■ Given information:
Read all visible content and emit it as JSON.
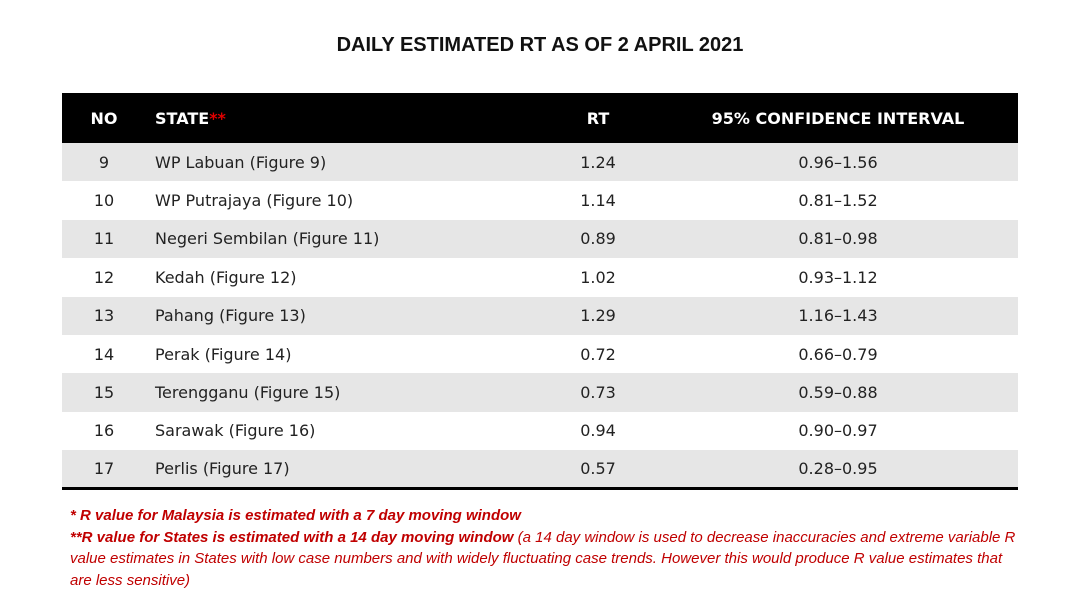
{
  "title": "DAILY ESTIMATED RT AS OF 2 APRIL 2021",
  "table": {
    "headers": {
      "no": "NO",
      "state": "STATE",
      "state_marker": "**",
      "rt": "RT",
      "ci": "95% CONFIDENCE INTERVAL"
    },
    "rows": [
      {
        "no": "9",
        "state": "WP Labuan (Figure 9)",
        "rt": "1.24",
        "ci": "0.96–1.56"
      },
      {
        "no": "10",
        "state": "WP Putrajaya (Figure 10)",
        "rt": "1.14",
        "ci": "0.81–1.52"
      },
      {
        "no": "11",
        "state": "Negeri Sembilan (Figure 11)",
        "rt": "0.89",
        "ci": "0.81–0.98"
      },
      {
        "no": "12",
        "state": "Kedah (Figure 12)",
        "rt": "1.02",
        "ci": "0.93–1.12"
      },
      {
        "no": "13",
        "state": "Pahang (Figure 13)",
        "rt": "1.29",
        "ci": "1.16–1.43"
      },
      {
        "no": "14",
        "state": "Perak (Figure 14)",
        "rt": "0.72",
        "ci": "0.66–0.79"
      },
      {
        "no": "15",
        "state": "Terengganu (Figure 15)",
        "rt": "0.73",
        "ci": "0.59–0.88"
      },
      {
        "no": "16",
        "state": "Sarawak (Figure 16)",
        "rt": "0.94",
        "ci": "0.90–0.97"
      },
      {
        "no": "17",
        "state": "Perlis (Figure 17)",
        "rt": "0.57",
        "ci": "0.28–0.95"
      }
    ]
  },
  "notes": {
    "note1": "*  R value for Malaysia is estimated with a 7 day moving window",
    "note2_bold": "**R value for States is estimated with a 14 day moving window",
    "note2_rest": " (a 14 day window is used to decrease inaccuracies and extreme variable R value estimates in States with low case numbers and with widely fluctuating case trends. However this would produce R value estimates that are less sensitive)"
  },
  "colors": {
    "header_bg": "#000000",
    "row_alt": "#e6e6e6",
    "note_red": "#c00000"
  }
}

■ Task goal:
Leave out the pictures and repeat everything else in the records exactly.

■ Finished task:
Read all visible content and emit it as JSON.
{
  "title": "DAILY ESTIMATED RT AS OF 2 APRIL 2021",
  "table": {
    "headers": {
      "no": "NO",
      "state": "STATE",
      "state_marker": "**",
      "rt": "RT",
      "ci": "95% CONFIDENCE INTERVAL"
    },
    "rows": [
      {
        "no": "9",
        "state": "WP Labuan (Figure 9)",
        "rt": "1.24",
        "ci": "0.96–1.56"
      },
      {
        "no": "10",
        "state": "WP Putrajaya (Figure 10)",
        "rt": "1.14",
        "ci": "0.81–1.52"
      },
      {
        "no": "11",
        "state": "Negeri Sembilan (Figure 11)",
        "rt": "0.89",
        "ci": "0.81–0.98"
      },
      {
        "no": "12",
        "state": "Kedah (Figure 12)",
        "rt": "1.02",
        "ci": "0.93–1.12"
      },
      {
        "no": "13",
        "state": "Pahang (Figure 13)",
        "rt": "1.29",
        "ci": "1.16–1.43"
      },
      {
        "no": "14",
        "state": "Perak (Figure 14)",
        "rt": "0.72",
        "ci": "0.66–0.79"
      },
      {
        "no": "15",
        "state": "Terengganu (Figure 15)",
        "rt": "0.73",
        "ci": "0.59–0.88"
      },
      {
        "no": "16",
        "state": "Sarawak (Figure 16)",
        "rt": "0.94",
        "ci": "0.90–0.97"
      },
      {
        "no": "17",
        "state": "Perlis (Figure 17)",
        "rt": "0.57",
        "ci": "0.28–0.95"
      }
    ]
  },
  "notes": {
    "note1": "*  R value for Malaysia is estimated with a 7 day moving window",
    "note2_bold": "**R value for States is estimated with a 14 day moving window",
    "note2_rest": " (a 14 day window is used to decrease inaccuracies and extreme variable R value estimates in States with low case numbers and with widely fluctuating case trends. However this would produce R value estimates that are less sensitive)"
  },
  "colors": {
    "header_bg": "#000000",
    "row_alt": "#e6e6e6",
    "note_red": "#c00000"
  }
}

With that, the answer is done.